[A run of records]
================

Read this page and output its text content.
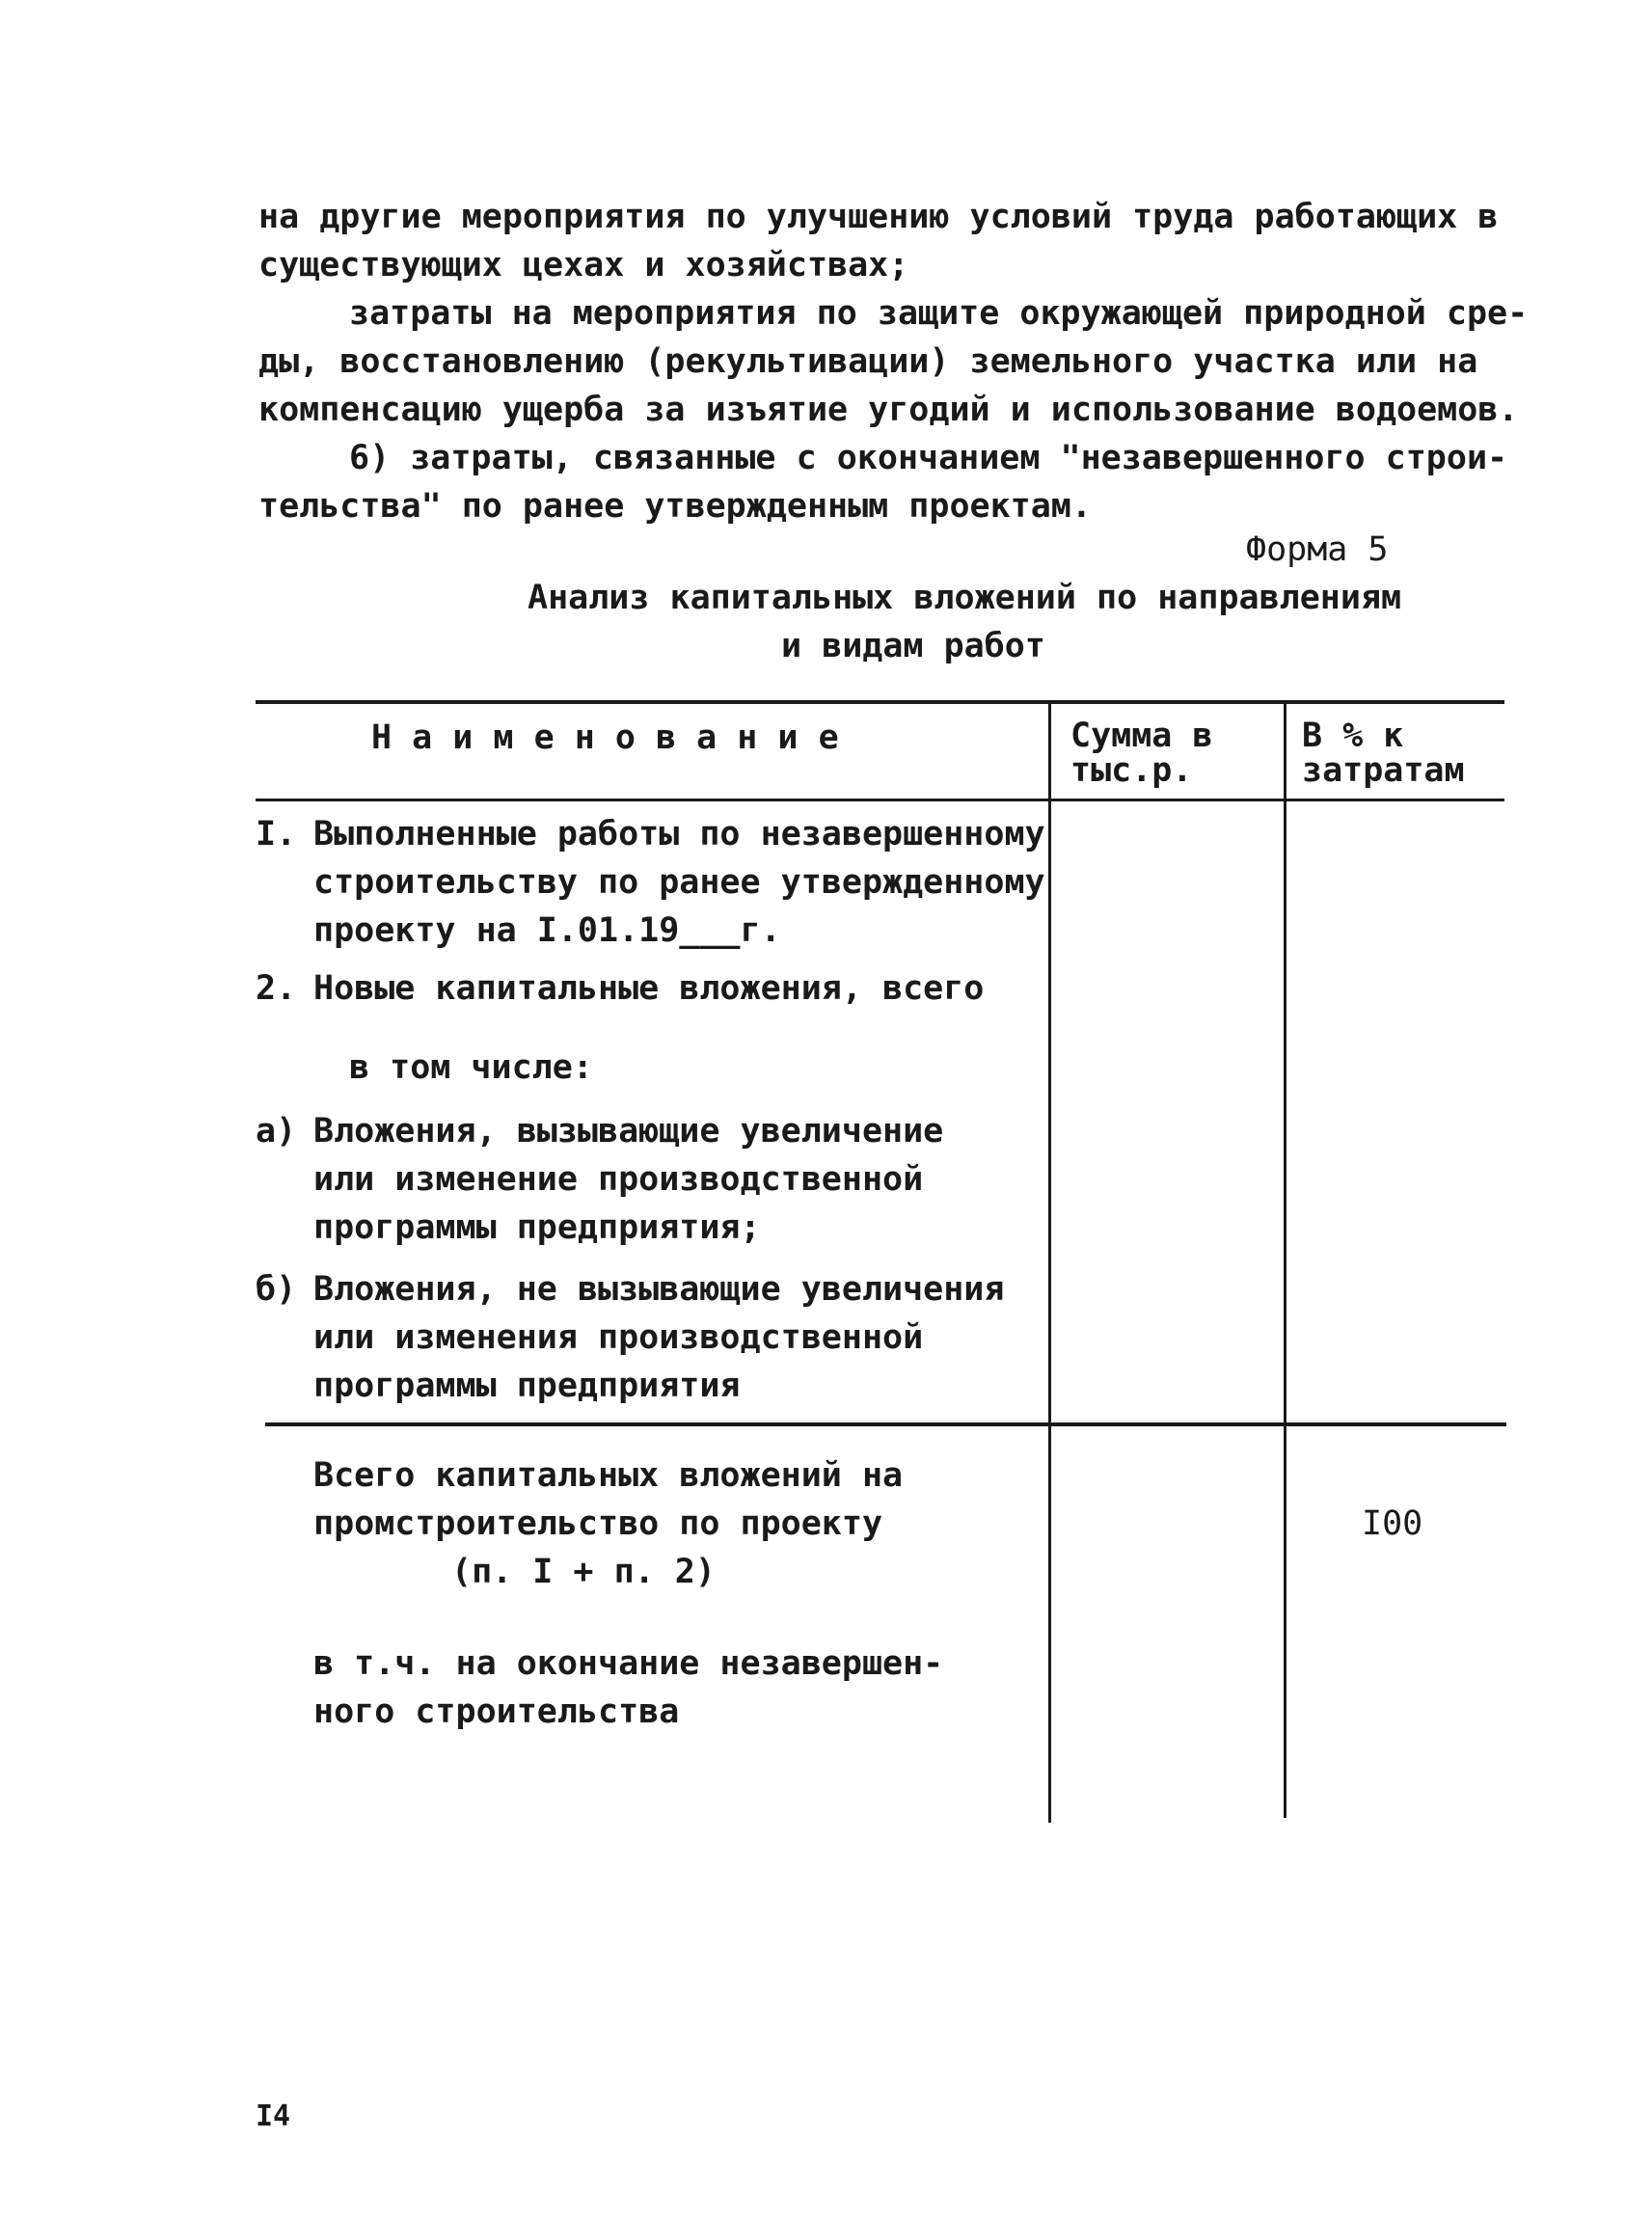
на другие мероприятия по улучшению условий труда работающих в
существующих цехах и хозяйствах;
затраты на мероприятия по защите окружающей природной сре-
ды, восстановлению (рекультивации) земельного участка или на
компенсацию ущерба за изъятие угодий и использование водоемов.
6) затраты, связанные с окончанием "незавершенного строи-
тельства" по ранее утвержденным проектам.
Форма 5
Анализ капитальных вложений по направлениям
и видам работ
Н а и м е н о в а н и е	Сумма в
тыс.р.
В % к
затратам
I. Выполненные работы по незавершенному
строительству по ранее утвержденному
проекту на I.01.19___г.
2. Новые капитальные вложения, всего
в том числе:
а) Вложения, вызывающие увеличение
или изменение производственной
программы предприятия;
б) Вложения, не вызывающие увеличения
или изменения производственной
программы предприятия
Всего капитальных вложений на
промстроительство по проекту
(п. I + п. 2)
I00
в т.ч. на окончание незавершен-
ного строительства
I4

================

*Exercise prompt*
Write the lines above out again exactly, without any of their pictures.

*Written answer*
Read this page and output its text content.
на другие мероприятия по улучшению условий труда работающих в
существующих цехах и хозяйствах;
затраты на мероприятия по защите окружающей природной сре-
ды, восстановлению (рекультивации) земельного участка или на
компенсацию ущерба за изъятие угодий и использование водоемов.
6) затраты, связанные с окончанием "незавершенного строи-
тельства" по ранее утвержденным проектам.
Форма 5
Анализ капитальных вложений по направлениям
и видам работ
Н а и м е н о в а н и е	Сумма в
тыс.р.
В % к
затратам
I. Выполненные работы по незавершенному
строительству по ранее утвержденному
проекту на I.01.19___г.
2. Новые капитальные вложения, всего
в том числе:
а) Вложения, вызывающие увеличение
или изменение производственной
программы предприятия;
б) Вложения, не вызывающие увеличения
или изменения производственной
программы предприятия
Всего капитальных вложений на
промстроительство по проекту
(п. I + п. 2)
I00
в т.ч. на окончание незавершен-
ного строительства
I4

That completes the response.